> **Job**
Isolate every line in the data with the string "Урицкого" and copy it.

> **Record excerpts**
────────────────────
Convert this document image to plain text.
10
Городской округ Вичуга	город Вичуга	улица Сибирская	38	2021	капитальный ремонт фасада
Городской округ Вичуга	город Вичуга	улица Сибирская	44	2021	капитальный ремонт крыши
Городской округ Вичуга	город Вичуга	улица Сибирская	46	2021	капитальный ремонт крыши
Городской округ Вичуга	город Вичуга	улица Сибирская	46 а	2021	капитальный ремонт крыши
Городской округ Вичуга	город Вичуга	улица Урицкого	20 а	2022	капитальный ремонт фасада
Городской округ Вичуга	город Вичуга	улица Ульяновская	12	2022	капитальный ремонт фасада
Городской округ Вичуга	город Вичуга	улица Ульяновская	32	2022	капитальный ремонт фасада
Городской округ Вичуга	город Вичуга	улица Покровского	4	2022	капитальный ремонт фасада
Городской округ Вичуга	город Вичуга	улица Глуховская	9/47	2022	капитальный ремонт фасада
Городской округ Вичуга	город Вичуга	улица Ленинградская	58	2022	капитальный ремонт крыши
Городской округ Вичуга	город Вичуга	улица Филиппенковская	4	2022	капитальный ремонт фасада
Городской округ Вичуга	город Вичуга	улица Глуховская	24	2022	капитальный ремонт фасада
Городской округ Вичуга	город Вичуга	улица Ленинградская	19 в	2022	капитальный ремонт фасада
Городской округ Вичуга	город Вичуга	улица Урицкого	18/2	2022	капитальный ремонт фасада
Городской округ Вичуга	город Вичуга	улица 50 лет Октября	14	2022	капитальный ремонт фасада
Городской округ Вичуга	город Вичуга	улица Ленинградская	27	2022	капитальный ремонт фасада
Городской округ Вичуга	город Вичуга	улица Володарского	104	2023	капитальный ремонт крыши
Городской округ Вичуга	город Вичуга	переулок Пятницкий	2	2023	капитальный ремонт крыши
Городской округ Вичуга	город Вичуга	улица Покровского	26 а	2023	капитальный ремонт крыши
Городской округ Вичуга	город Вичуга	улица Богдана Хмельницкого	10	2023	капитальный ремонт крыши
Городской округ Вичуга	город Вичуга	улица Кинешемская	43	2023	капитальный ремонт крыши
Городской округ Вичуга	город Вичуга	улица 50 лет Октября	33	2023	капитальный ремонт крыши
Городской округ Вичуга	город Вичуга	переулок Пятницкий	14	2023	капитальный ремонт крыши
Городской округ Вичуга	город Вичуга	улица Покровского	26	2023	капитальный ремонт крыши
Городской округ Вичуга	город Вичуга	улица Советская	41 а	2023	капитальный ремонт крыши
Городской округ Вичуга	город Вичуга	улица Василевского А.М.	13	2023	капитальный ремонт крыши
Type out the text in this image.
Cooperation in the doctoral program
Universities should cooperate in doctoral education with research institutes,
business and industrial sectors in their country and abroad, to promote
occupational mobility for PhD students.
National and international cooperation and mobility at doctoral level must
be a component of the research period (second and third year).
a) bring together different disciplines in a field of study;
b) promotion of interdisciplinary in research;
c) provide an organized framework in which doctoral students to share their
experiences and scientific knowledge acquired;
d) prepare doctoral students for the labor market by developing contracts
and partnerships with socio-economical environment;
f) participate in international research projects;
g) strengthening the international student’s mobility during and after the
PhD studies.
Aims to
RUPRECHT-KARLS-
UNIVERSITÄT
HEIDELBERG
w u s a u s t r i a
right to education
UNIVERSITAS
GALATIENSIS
────────────────────
> **Written response**
Городской округ Вичуга	город Вичуга	улица Урицкого	20 а	2022	капитальный ремонт фасада
Городской округ Вичуга	город Вичуга	улица Урицкого	18/2	2022	капитальный ремонт фасада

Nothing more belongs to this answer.